(Dataset excerpts)
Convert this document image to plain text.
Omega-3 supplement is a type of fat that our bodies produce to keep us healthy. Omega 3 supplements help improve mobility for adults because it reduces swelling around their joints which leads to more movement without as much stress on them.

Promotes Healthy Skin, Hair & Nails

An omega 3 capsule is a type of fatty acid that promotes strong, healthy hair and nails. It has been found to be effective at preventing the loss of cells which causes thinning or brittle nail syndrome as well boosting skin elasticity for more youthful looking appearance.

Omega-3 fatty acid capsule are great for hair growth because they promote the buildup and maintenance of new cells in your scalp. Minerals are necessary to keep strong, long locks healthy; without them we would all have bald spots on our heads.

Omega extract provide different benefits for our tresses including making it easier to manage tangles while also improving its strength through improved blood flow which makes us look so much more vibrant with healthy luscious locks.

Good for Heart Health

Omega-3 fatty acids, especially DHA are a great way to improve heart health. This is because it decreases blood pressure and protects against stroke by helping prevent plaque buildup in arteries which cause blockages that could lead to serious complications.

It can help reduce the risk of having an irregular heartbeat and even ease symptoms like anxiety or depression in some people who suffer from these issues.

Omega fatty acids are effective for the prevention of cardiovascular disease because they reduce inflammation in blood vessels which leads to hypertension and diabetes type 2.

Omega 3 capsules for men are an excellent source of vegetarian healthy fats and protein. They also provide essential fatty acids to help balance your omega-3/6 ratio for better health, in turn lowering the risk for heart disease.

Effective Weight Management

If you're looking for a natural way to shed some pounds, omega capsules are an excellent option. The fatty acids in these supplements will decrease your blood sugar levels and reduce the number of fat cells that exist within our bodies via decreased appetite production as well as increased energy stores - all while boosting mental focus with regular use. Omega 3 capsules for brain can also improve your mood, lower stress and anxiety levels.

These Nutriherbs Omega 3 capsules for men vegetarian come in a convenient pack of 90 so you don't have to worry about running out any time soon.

**WORK TO COMPLETE**
With "without" as the string to find, copy every line of the records that holds it.

**RESULT OF THIS EXERCISE**
Omega-3 supplement is a type of fat that our bodies produce to keep us healthy. Omega 3 supplements help improve mobility for adults because it reduces swelling around their joints which leads to more movement without as much stress on them.
Omega-3 fatty acid capsule are great for hair growth because they promote the buildup and maintenance of new cells in your scalp. Minerals are necessary to keep strong, long locks healthy; without them we would all have bald spots on our heads.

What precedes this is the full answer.